====== Input data ======

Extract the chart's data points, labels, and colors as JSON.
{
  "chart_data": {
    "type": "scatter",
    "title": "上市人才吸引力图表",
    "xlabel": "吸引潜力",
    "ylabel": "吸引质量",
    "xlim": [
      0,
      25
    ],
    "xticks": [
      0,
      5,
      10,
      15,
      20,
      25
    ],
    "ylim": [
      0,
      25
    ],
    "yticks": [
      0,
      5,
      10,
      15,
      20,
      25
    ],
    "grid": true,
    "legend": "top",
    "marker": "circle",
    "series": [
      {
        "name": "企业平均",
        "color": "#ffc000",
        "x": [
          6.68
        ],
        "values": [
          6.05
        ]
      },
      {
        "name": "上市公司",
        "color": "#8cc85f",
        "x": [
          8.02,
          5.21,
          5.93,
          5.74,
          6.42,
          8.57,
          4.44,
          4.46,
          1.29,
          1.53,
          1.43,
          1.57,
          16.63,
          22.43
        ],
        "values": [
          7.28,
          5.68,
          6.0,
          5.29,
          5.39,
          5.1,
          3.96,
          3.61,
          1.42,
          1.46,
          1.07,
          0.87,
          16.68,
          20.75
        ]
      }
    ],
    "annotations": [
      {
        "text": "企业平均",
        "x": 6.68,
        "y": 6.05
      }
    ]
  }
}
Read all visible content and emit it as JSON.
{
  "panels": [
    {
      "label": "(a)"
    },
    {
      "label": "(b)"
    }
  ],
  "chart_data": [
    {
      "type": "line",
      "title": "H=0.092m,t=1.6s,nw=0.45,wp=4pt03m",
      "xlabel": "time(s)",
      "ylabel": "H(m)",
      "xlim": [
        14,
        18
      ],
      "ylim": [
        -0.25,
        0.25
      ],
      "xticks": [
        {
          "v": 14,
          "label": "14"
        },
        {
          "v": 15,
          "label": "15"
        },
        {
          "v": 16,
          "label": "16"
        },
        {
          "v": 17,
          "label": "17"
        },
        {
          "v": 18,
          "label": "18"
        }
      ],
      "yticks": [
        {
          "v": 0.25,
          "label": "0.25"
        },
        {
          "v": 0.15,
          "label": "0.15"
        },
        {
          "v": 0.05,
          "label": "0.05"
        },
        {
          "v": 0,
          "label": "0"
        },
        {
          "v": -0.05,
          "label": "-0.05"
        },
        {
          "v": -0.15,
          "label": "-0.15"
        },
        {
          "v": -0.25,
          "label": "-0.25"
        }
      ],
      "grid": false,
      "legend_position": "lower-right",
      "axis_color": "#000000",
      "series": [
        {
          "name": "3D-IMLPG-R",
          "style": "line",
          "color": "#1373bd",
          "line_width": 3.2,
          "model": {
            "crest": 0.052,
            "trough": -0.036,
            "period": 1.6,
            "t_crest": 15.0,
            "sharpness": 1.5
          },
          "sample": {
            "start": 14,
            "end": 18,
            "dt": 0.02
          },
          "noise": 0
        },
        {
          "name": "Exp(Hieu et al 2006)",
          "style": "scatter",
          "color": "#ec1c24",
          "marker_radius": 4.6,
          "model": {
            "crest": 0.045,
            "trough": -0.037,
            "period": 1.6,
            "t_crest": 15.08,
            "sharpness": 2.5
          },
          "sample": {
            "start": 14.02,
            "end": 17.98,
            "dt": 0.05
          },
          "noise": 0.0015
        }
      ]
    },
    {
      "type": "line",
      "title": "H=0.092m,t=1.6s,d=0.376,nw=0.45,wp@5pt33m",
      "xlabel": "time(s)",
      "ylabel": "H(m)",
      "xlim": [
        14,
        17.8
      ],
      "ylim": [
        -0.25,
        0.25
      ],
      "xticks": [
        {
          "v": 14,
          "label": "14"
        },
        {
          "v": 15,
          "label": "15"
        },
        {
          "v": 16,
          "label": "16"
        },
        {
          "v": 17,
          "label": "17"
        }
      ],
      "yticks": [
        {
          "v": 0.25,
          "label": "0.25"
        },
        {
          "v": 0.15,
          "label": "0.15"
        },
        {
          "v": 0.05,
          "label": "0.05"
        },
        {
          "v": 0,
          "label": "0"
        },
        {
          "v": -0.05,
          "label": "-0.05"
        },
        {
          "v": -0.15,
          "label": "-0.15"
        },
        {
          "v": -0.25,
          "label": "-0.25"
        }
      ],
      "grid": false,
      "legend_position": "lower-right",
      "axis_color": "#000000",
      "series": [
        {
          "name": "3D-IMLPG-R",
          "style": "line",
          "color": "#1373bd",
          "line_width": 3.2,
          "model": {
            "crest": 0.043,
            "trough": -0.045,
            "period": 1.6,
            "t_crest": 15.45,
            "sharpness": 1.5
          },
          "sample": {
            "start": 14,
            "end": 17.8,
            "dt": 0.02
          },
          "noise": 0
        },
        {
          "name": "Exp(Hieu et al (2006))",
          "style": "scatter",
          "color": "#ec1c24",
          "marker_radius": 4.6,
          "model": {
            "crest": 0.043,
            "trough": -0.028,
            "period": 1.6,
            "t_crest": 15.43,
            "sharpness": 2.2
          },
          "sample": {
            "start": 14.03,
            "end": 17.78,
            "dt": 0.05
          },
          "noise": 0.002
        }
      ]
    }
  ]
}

======

## Short task
Check each line of the records above for "name", and copy those that have it.

## Response to the task
        "name": "企业平均",
        "name": "上市公司",
          "name": "3D-IMLPG-R",
          "name": "Exp(Hieu et al 2006)",
          "name": "3D-IMLPG-R",
          "name": "Exp(Hieu et al (2006))",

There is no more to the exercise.